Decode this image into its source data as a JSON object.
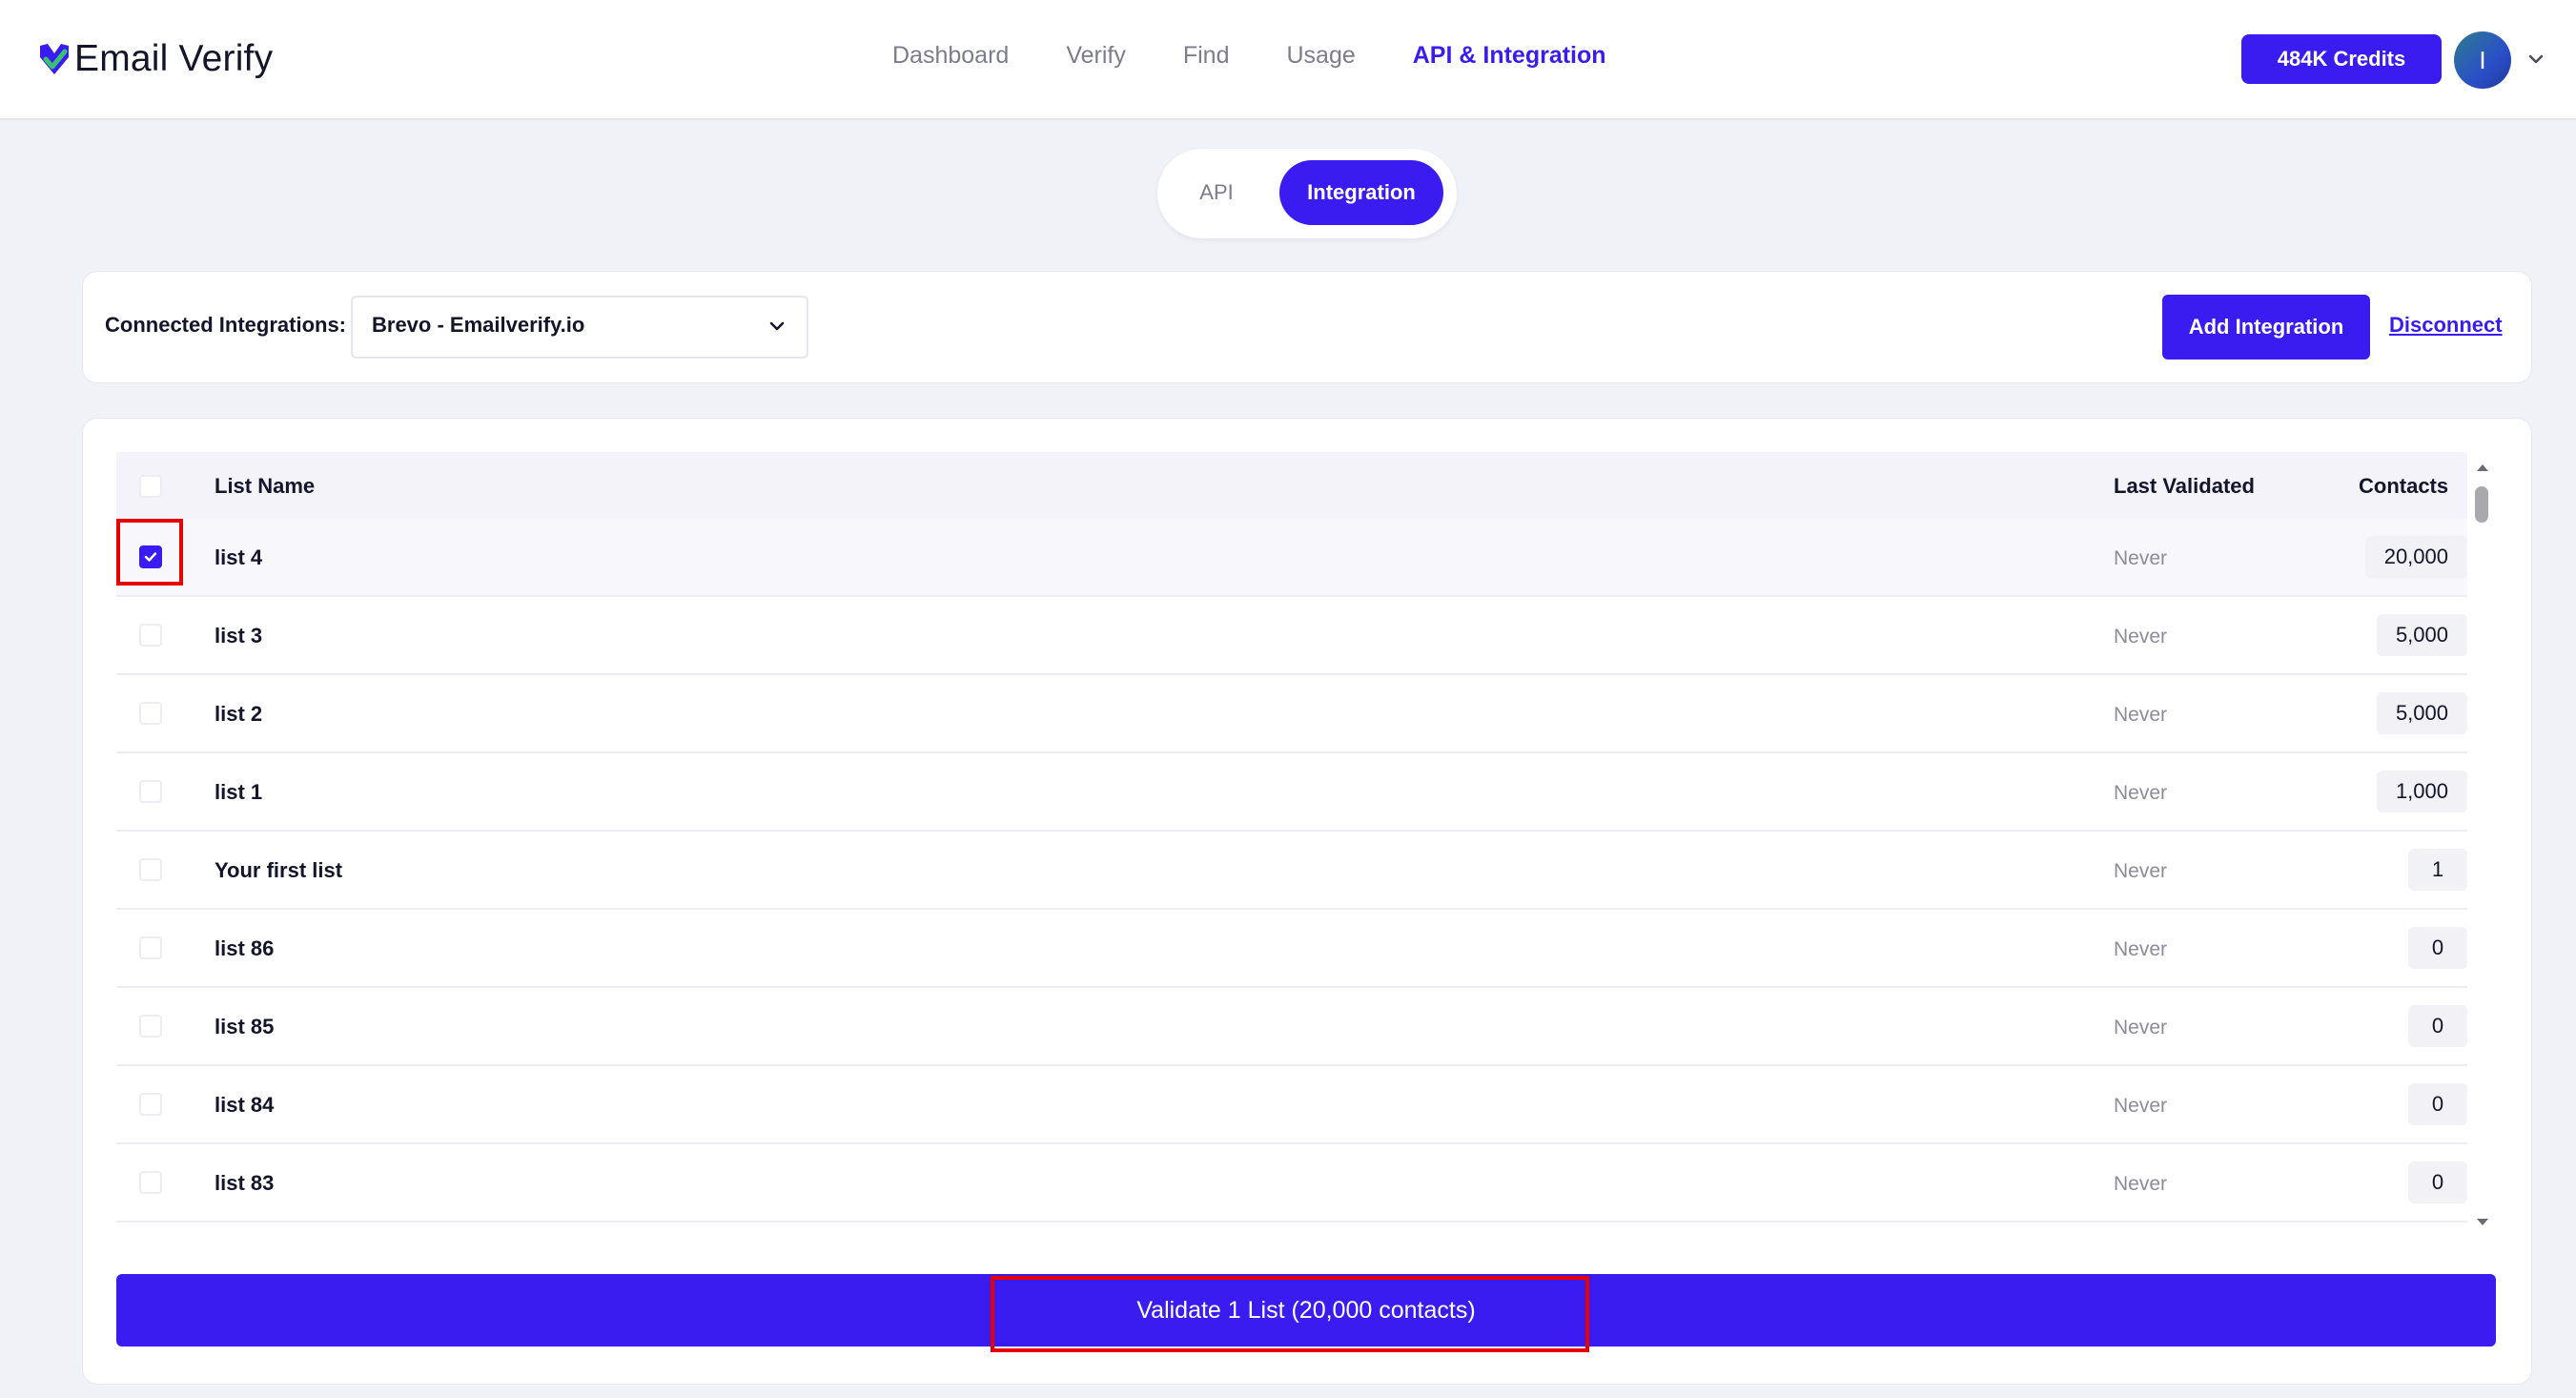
{
  "app": {
    "logo_text": "Email Verify",
    "logo_icon": "verify-check-logo"
  },
  "nav": {
    "items": [
      {
        "label": "Dashboard"
      },
      {
        "label": "Verify"
      },
      {
        "label": "Find"
      },
      {
        "label": "Usage"
      },
      {
        "label": "API & Integration",
        "active": true
      }
    ]
  },
  "header": {
    "credits_label": "484K Credits",
    "avatar_initial": "I"
  },
  "tabs": {
    "api_label": "API",
    "integration_label": "Integration",
    "active": "Integration"
  },
  "integration": {
    "label": "Connected Integrations:",
    "selected": "Brevo - Emailverify.io",
    "add_label": "Add Integration",
    "disconnect_label": "Disconnect"
  },
  "table": {
    "headers": {
      "name": "List Name",
      "last_validated": "Last Validated",
      "contacts": "Contacts"
    },
    "rows": [
      {
        "name": "list 4",
        "last": "Never",
        "contacts": "20,000",
        "checked": true
      },
      {
        "name": "list 3",
        "last": "Never",
        "contacts": "5,000",
        "checked": false
      },
      {
        "name": "list 2",
        "last": "Never",
        "contacts": "5,000",
        "checked": false
      },
      {
        "name": "list 1",
        "last": "Never",
        "contacts": "1,000",
        "checked": false
      },
      {
        "name": "Your first list",
        "last": "Never",
        "contacts": "1",
        "checked": false
      },
      {
        "name": "list 86",
        "last": "Never",
        "contacts": "0",
        "checked": false
      },
      {
        "name": "list 85",
        "last": "Never",
        "contacts": "0",
        "checked": false
      },
      {
        "name": "list 84",
        "last": "Never",
        "contacts": "0",
        "checked": false
      },
      {
        "name": "list 83",
        "last": "Never",
        "contacts": "0",
        "checked": false
      }
    ]
  },
  "validate": {
    "label": "Validate 1 List (20,000 contacts)"
  },
  "colors": {
    "accent": "#3a1cf0",
    "highlight": "#e60000",
    "background": "#f1f1f8"
  }
}
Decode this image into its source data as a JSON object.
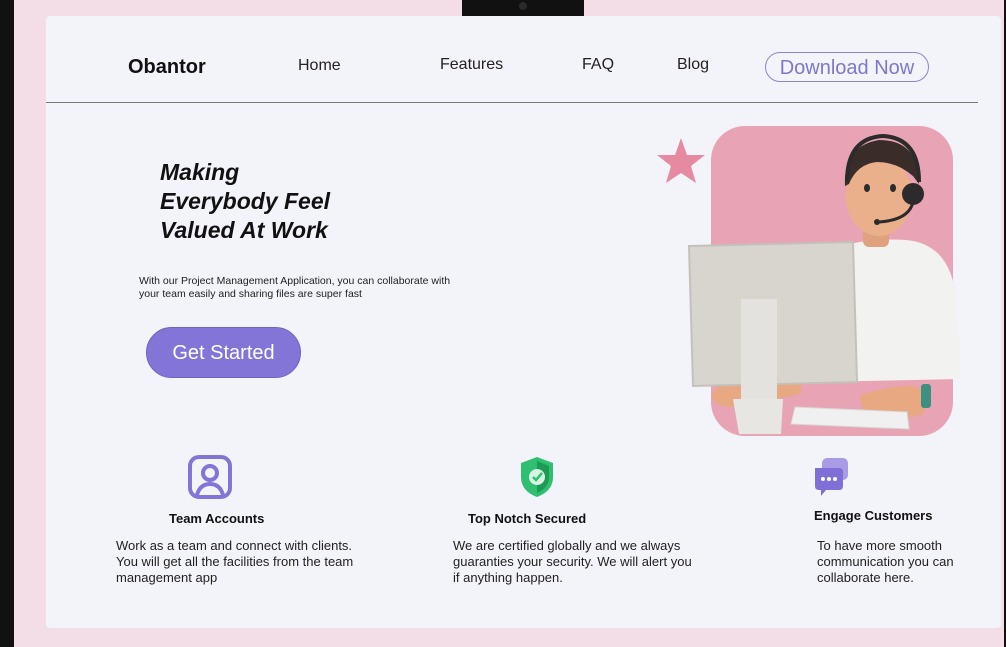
{
  "brand": {
    "name": "Obantor"
  },
  "nav": {
    "home": "Home",
    "features": "Features",
    "faq": "FAQ",
    "blog": "Blog",
    "download": "Download Now"
  },
  "hero": {
    "title_line1": "Making",
    "title_line2": "Everybody Feel",
    "title_line3": "Valued At Work",
    "subtitle_line1": "With our Project Management Application, you can collaborate with",
    "subtitle_line2": "your team easily and sharing files are super fast",
    "cta": "Get Started"
  },
  "features": [
    {
      "icon": "user-square-icon",
      "title": "Team Accounts",
      "line1": "Work as a team and connect with clients.",
      "line2": "You will get all the facilities from the team",
      "line3": "management app"
    },
    {
      "icon": "shield-check-icon",
      "title": "Top Notch Secured",
      "line1": "We are certified globally and we always",
      "line2": "guaranties your security. We will alert you",
      "line3": "if anything happen."
    },
    {
      "icon": "chat-bubbles-icon",
      "title": "Engage Customers",
      "line1": "To have more smooth",
      "line2": "communication you can",
      "line3": "collaborate here."
    }
  ],
  "colors": {
    "accent": "#8375d8",
    "pink": "#e8a3b4",
    "shield": "#2fbf71",
    "background": "#f3f3fa"
  }
}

◆ **DESCRIPTION OF THE TASK**
Which lines hold the string "shield"? Copy all of them from the data above.

◆ **FULL ANSWER**
      "icon": "shield-check-icon",
    "shield": "#2fbf71",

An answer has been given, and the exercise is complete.